*Work instructions:* Write out each line of the listing as it stands, without the images.

***

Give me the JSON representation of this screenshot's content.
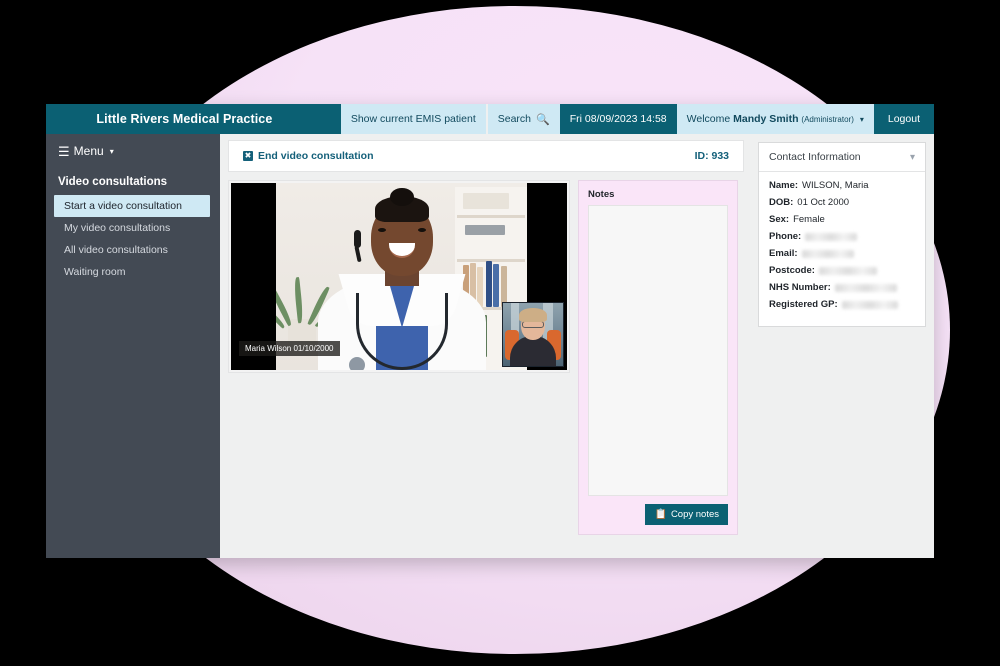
{
  "app": {
    "brand": "Little Rivers Medical Practice"
  },
  "topbar": {
    "emis_button": "Show current EMIS patient",
    "search_label": "Search",
    "search_icon": "search-icon",
    "datetime": "Fri 08/09/2023 14:58",
    "welcome_prefix": "Welcome",
    "user_name": "Mandy Smith",
    "user_role": "(Administrator)",
    "user_caret": "▾",
    "logout": "Logout"
  },
  "sidebar": {
    "menu_label": "Menu",
    "menu_caret": "▾",
    "section_title": "Video consultations",
    "items": [
      {
        "label": "Start a video consultation",
        "active": true
      },
      {
        "label": "My video consultations",
        "active": false
      },
      {
        "label": "All video consultations",
        "active": false
      },
      {
        "label": "Waiting room",
        "active": false
      }
    ]
  },
  "consultation": {
    "end_label": "End video consultation",
    "end_icon": "close-box-icon",
    "id_label": "ID: 933",
    "participant_badge": "Maria Wilson 01/10/2000",
    "remote_participant": "clinician-video",
    "self_view": "patient-self-view"
  },
  "notes": {
    "label": "Notes",
    "value": "",
    "placeholder": "",
    "copy_label": "Copy notes",
    "copy_icon": "copy-icon"
  },
  "contact": {
    "title": "Contact Information",
    "collapse_icon": "chevron-down-icon",
    "fields": [
      {
        "label": "Name:",
        "value": "WILSON, Maria",
        "redacted": false,
        "redact_width": 0
      },
      {
        "label": "DOB:",
        "value": "01 Oct 2000",
        "redacted": false,
        "redact_width": 0
      },
      {
        "label": "Sex:",
        "value": "Female",
        "redacted": false,
        "redact_width": 0
      },
      {
        "label": "Phone:",
        "value": "",
        "redacted": true,
        "redact_width": 52
      },
      {
        "label": "Email:",
        "value": "",
        "redacted": true,
        "redact_width": 52
      },
      {
        "label": "Postcode:",
        "value": "",
        "redacted": true,
        "redact_width": 58
      },
      {
        "label": "NHS Number:",
        "value": "",
        "redacted": true,
        "redact_width": 62
      },
      {
        "label": "Registered GP:",
        "value": "",
        "redacted": true,
        "redact_width": 56
      }
    ]
  },
  "theme": {
    "teal": "#0b6073",
    "light_blue": "#cfe9f4",
    "sidebar": "#434a54",
    "pink_panel": "#fae5f8",
    "blob_pink": "#f3ddf2",
    "link_teal": "#14607a"
  }
}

***

*Final result:*
Give me the JSON representation of this screenshot's content.
{
  "app": {
    "brand": "Little Rivers Medical Practice"
  },
  "topbar": {
    "emis_button": "Show current EMIS patient",
    "search_label": "Search",
    "search_icon": "search-icon",
    "datetime": "Fri 08/09/2023 14:58",
    "welcome_prefix": "Welcome",
    "user_name": "Mandy Smith",
    "user_role": "(Administrator)",
    "user_caret": "▾",
    "logout": "Logout"
  },
  "sidebar": {
    "menu_label": "Menu",
    "menu_caret": "▾",
    "section_title": "Video consultations",
    "items": [
      {
        "label": "Start a video consultation",
        "active": true
      },
      {
        "label": "My video consultations",
        "active": false
      },
      {
        "label": "All video consultations",
        "active": false
      },
      {
        "label": "Waiting room",
        "active": false
      }
    ]
  },
  "consultation": {
    "end_label": "End video consultation",
    "end_icon": "close-box-icon",
    "id_label": "ID: 933",
    "participant_badge": "Maria Wilson 01/10/2000",
    "remote_participant": "clinician-video",
    "self_view": "patient-self-view"
  },
  "notes": {
    "label": "Notes",
    "value": "",
    "placeholder": "",
    "copy_label": "Copy notes",
    "copy_icon": "copy-icon"
  },
  "contact": {
    "title": "Contact Information",
    "collapse_icon": "chevron-down-icon",
    "fields": [
      {
        "label": "Name:",
        "value": "WILSON, Maria",
        "redacted": false,
        "redact_width": 0
      },
      {
        "label": "DOB:",
        "value": "01 Oct 2000",
        "redacted": false,
        "redact_width": 0
      },
      {
        "label": "Sex:",
        "value": "Female",
        "redacted": false,
        "redact_width": 0
      },
      {
        "label": "Phone:",
        "value": "",
        "redacted": true,
        "redact_width": 52
      },
      {
        "label": "Email:",
        "value": "",
        "redacted": true,
        "redact_width": 52
      },
      {
        "label": "Postcode:",
        "value": "",
        "redacted": true,
        "redact_width": 58
      },
      {
        "label": "NHS Number:",
        "value": "",
        "redacted": true,
        "redact_width": 62
      },
      {
        "label": "Registered GP:",
        "value": "",
        "redacted": true,
        "redact_width": 56
      }
    ]
  },
  "theme": {
    "teal": "#0b6073",
    "light_blue": "#cfe9f4",
    "sidebar": "#434a54",
    "pink_panel": "#fae5f8",
    "blob_pink": "#f3ddf2",
    "link_teal": "#14607a"
  }
}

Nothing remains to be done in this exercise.